*Set problem 1*:
According to the article on Key West activities, how far offshore from Key West does the Florida Reef run?
*Set problem 2*:
In the listing, reproduce every line beginning with the line containing "camera-indicator <box>527 793 553 807</box>" and continuing through the line containing "email-card: Адрес электронной".

*Article*:
───

5. Snorkel or Dive the Florida Reef
The Florida Reef is the only living coral barrier reef in the continental United States. It runs about 4 miles offshore from Key West and is part of the Florida Keys National Marine Sanctuary.
You can reach it on a half-day snorkel tour, and the experience is genuinely outstanding. Coral formations, tropical fish, sea turtles, and nurse sharks are common sights. The water is warm, clear, and comfortable most of the year.
Several operators run daily snorkel tours from the Historic Seaport. Fury Water Adventures and Sebago Watersports are among the most established. Expect to pay $45 to $65 per person for a half-day tour including gear.
For certified divers, Key West has world-class wreck diving. The USNS Vandenberg is an 522-foot ship sunk in 2009 specifically as an artificial reef and is one of the largest artificial reef dives in the world.
6. Take a Day Trip to Dry Tortugas National Park
Dry Tortugas is the single best day trip from Key West. The park sits 70 miles west of Key West and is accessible only by boat or seaplane. No road leads there.

───

*Data provided*:
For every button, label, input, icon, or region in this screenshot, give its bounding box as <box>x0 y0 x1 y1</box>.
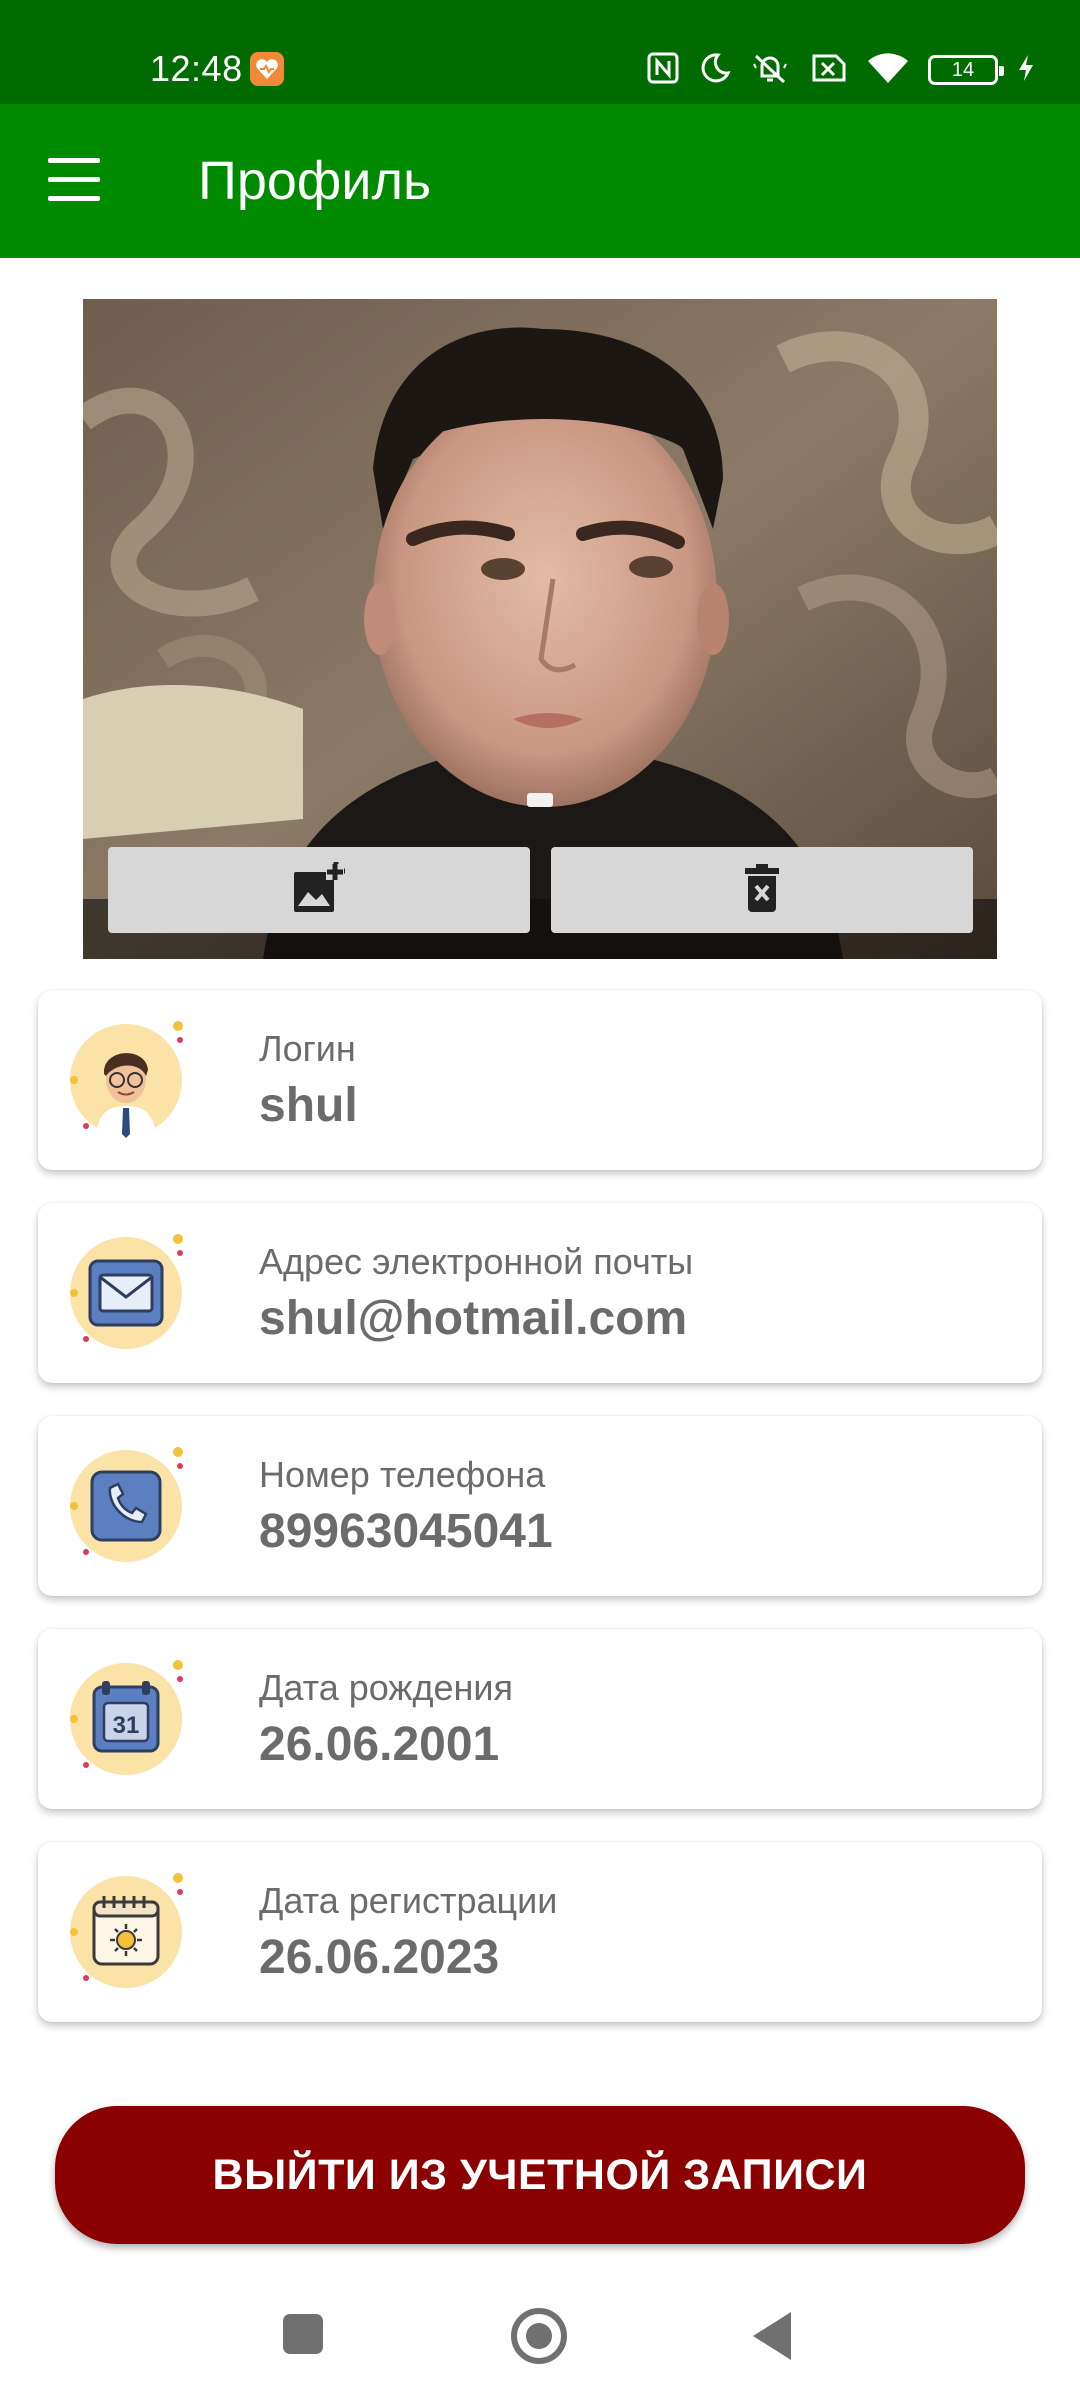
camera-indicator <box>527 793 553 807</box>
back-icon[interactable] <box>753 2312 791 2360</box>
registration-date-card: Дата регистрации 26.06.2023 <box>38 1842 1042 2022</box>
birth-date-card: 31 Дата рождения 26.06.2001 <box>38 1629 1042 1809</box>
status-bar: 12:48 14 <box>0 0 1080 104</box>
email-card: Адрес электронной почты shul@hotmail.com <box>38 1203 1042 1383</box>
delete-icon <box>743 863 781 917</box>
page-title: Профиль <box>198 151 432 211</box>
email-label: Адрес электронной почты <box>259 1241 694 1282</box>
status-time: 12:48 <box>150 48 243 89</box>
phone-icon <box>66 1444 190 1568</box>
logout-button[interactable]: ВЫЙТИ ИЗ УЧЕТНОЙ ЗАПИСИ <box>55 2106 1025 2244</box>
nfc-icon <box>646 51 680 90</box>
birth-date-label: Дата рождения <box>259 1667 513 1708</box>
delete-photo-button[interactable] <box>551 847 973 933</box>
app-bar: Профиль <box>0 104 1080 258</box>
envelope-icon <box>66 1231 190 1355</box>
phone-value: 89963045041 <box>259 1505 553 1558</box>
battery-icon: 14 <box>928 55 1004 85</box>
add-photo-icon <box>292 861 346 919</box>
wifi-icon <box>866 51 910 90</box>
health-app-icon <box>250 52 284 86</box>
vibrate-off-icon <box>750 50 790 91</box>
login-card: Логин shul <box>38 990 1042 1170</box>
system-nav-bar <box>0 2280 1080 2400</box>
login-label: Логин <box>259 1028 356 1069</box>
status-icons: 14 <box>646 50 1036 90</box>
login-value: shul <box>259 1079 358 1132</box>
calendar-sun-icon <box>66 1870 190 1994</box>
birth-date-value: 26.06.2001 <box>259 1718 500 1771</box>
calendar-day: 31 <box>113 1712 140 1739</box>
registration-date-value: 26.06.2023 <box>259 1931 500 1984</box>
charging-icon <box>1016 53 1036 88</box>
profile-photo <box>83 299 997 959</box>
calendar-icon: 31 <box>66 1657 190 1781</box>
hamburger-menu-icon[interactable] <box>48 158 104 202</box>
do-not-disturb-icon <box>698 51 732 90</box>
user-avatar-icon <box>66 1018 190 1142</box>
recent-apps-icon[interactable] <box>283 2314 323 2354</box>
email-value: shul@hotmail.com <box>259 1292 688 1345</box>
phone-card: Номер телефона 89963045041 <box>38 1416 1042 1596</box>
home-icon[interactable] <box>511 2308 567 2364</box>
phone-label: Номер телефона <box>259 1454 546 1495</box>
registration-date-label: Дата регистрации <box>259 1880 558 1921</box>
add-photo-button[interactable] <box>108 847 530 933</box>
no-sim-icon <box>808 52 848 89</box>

───

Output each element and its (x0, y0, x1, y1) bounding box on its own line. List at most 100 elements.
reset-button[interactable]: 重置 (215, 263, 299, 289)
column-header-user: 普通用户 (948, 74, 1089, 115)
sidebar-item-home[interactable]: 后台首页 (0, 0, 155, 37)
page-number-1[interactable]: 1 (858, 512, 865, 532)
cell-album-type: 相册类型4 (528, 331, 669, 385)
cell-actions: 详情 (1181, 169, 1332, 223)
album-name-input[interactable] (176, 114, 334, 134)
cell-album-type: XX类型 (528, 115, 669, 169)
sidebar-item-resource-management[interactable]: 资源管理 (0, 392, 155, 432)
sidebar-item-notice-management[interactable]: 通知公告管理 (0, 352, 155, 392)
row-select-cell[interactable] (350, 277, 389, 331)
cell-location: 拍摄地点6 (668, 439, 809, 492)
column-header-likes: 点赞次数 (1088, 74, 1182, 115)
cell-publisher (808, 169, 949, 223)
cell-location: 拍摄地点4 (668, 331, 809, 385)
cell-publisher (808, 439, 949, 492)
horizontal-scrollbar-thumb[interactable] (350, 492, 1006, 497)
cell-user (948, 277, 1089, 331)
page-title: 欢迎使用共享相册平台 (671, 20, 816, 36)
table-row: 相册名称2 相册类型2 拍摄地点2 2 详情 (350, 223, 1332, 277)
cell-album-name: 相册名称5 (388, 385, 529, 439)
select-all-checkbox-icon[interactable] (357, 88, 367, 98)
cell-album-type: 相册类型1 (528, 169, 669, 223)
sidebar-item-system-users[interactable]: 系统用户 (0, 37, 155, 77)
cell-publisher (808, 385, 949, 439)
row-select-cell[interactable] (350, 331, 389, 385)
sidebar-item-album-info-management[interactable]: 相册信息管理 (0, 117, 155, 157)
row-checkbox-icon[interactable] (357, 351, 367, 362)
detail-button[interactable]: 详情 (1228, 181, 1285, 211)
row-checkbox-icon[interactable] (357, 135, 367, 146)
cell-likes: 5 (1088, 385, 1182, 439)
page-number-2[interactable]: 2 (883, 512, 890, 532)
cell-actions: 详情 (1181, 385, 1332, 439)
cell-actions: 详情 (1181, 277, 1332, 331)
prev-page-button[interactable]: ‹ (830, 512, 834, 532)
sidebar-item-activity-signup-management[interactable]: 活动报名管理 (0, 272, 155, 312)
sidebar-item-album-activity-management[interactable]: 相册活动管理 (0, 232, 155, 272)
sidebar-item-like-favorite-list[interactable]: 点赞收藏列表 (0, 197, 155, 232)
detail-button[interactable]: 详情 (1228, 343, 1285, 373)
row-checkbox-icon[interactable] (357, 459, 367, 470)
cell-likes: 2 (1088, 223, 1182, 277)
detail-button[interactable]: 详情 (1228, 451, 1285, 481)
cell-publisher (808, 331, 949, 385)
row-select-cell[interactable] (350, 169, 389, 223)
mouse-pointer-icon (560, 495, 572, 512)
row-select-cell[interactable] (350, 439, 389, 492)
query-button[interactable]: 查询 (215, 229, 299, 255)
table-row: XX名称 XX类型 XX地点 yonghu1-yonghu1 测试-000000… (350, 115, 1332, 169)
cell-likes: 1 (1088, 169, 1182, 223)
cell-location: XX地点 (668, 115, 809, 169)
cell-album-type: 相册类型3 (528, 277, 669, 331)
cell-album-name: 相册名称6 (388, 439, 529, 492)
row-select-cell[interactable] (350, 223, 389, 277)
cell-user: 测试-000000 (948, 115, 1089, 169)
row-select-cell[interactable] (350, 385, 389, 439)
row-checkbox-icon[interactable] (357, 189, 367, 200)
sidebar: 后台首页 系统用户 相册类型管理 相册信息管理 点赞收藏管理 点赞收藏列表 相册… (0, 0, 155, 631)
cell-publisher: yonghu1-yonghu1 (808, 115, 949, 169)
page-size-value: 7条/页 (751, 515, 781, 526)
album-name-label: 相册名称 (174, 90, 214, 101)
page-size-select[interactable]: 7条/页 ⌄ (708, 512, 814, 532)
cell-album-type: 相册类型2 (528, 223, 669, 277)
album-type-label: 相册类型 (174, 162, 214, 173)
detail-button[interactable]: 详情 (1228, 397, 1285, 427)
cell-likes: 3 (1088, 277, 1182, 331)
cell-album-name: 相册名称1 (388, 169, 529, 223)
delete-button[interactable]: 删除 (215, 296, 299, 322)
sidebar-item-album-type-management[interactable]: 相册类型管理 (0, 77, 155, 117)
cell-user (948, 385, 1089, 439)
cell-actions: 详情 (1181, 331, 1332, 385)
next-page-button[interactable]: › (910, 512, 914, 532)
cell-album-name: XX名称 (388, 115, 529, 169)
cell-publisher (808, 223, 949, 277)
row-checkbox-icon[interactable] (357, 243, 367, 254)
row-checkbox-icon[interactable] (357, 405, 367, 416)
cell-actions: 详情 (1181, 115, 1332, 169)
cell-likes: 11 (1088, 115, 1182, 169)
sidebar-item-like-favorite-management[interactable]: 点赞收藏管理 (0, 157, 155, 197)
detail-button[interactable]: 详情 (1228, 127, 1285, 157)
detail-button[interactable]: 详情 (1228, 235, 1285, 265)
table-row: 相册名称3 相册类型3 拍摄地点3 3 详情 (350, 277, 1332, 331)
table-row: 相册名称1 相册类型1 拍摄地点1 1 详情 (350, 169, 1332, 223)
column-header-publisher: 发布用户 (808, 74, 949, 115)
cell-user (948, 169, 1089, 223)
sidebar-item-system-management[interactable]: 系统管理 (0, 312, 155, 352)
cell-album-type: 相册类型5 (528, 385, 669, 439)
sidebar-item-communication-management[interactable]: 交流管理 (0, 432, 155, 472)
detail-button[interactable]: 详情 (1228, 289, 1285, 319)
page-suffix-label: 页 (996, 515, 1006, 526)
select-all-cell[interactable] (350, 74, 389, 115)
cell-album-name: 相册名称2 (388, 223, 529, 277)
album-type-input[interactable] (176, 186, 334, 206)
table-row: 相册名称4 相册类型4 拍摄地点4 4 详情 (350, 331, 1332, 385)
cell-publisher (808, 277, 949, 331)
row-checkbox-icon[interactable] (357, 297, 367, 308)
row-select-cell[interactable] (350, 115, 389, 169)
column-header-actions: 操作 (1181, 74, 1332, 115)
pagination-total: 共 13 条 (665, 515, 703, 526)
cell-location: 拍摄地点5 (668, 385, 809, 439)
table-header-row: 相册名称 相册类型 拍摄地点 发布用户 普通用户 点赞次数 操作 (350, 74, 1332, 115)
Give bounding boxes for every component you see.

───

*Correct output 1*:
About 4 miles.

*Correct output 2*:
camera-indicator <box>527 793 553 807</box>
back-icon[interactable] <box>753 2312 791 2360</box>
registration-date-card: Дата регистрации 26.06.2023 <box>38 1842 1042 2022</box>
birth-date-card: 31 Дата рождения 26.06.2001 <box>38 1629 1042 1809</box>
status-bar: 12:48 14 <box>0 0 1080 104</box>
email-card: Адрес электронной почты shul@hotmail.com <box>38 1203 1042 1383</box>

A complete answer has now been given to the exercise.